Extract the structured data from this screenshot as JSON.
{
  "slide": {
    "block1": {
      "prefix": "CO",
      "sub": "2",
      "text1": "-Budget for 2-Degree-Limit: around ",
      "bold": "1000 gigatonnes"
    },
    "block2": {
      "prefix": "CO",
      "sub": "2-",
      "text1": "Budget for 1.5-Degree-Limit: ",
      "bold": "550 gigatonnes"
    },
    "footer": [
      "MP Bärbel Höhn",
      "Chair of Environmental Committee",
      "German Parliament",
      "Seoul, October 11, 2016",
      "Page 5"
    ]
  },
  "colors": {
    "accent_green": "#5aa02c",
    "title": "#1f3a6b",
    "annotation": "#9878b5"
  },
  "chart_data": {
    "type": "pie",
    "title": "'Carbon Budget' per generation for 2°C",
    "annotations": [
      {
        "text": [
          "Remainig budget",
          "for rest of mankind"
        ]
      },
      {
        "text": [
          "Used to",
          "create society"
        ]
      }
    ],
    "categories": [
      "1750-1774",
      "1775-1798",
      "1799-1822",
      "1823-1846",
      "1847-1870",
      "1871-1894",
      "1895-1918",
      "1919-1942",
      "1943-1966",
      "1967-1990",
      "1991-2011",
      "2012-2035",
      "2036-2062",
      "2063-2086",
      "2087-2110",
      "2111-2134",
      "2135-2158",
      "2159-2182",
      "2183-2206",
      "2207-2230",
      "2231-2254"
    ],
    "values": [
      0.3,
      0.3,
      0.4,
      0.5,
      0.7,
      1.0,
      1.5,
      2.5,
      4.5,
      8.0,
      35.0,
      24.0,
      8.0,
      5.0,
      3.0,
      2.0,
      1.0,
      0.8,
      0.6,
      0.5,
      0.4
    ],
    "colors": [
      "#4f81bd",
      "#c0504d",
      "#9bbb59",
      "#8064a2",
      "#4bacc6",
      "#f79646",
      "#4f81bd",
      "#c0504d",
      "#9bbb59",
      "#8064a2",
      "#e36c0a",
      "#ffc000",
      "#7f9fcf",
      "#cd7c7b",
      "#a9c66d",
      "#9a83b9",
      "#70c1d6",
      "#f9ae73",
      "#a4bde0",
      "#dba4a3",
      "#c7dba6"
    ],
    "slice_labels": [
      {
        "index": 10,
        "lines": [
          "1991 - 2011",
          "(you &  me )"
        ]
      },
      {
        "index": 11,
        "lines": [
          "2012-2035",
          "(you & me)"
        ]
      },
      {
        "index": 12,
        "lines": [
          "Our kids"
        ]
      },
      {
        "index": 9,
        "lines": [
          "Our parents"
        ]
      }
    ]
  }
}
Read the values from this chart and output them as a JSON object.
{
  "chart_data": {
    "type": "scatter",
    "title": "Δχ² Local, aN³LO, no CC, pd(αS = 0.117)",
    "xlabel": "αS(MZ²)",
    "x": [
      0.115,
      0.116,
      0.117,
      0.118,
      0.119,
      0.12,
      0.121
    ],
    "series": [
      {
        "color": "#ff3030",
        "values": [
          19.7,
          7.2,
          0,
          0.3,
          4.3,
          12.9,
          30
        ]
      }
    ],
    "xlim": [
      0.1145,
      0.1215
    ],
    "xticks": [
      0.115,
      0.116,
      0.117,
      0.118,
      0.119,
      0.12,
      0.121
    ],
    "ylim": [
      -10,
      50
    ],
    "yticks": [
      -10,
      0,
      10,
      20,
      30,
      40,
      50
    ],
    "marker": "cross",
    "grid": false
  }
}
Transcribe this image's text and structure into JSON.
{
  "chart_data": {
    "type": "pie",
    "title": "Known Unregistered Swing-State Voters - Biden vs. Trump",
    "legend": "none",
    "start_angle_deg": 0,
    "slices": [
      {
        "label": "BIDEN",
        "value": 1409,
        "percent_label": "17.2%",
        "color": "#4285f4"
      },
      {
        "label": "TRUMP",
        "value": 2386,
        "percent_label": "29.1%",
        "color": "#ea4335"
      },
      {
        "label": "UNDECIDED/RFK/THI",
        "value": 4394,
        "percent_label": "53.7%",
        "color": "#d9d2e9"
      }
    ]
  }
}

********

WORK REQUIRED: Look through the entries above. Extract each line with the word "this".

RESPONSE BELOW:
Extract the structured data from this screenshot as JSON.
Read the values from this chart and output them as a JSON object.
Transcribe this image's text and structure into JSON.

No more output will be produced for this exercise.